::: Supplied records

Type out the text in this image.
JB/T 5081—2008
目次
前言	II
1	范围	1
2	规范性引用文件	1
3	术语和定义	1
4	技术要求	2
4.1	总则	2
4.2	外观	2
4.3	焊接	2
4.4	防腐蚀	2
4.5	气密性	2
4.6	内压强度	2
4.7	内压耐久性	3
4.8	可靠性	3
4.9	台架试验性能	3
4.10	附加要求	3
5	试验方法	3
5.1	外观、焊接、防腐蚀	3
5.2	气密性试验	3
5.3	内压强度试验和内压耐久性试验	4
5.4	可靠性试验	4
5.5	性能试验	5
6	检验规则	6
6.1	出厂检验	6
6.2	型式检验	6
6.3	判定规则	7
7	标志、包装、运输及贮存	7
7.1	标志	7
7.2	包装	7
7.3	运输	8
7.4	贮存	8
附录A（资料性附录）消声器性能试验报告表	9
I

::::::

What you have to do: Write out all the lines again, exactly as they are.

Task output:
Type out the text in this image.
JB/T 5081—2008
目次
前言	II
1	范围	1
2	规范性引用文件	1
3	术语和定义	1
4	技术要求	2
4.1	总则	2
4.2	外观	2
4.3	焊接	2
4.4	防腐蚀	2
4.5	气密性	2
4.6	内压强度	2
4.7	内压耐久性	3
4.8	可靠性	3
4.9	台架试验性能	3
4.10	附加要求	3
5	试验方法	3
5.1	外观、焊接、防腐蚀	3
5.2	气密性试验	3
5.3	内压强度试验和内压耐久性试验	4
5.4	可靠性试验	4
5.5	性能试验	5
6	检验规则	6
6.1	出厂检验	6
6.2	型式检验	6
6.3	判定规则	7
7	标志、包装、运输及贮存	7
7.1	标志	7
7.2	包装	7
7.3	运输	8
7.4	贮存	8
附录A（资料性附录）消声器性能试验报告表	9
I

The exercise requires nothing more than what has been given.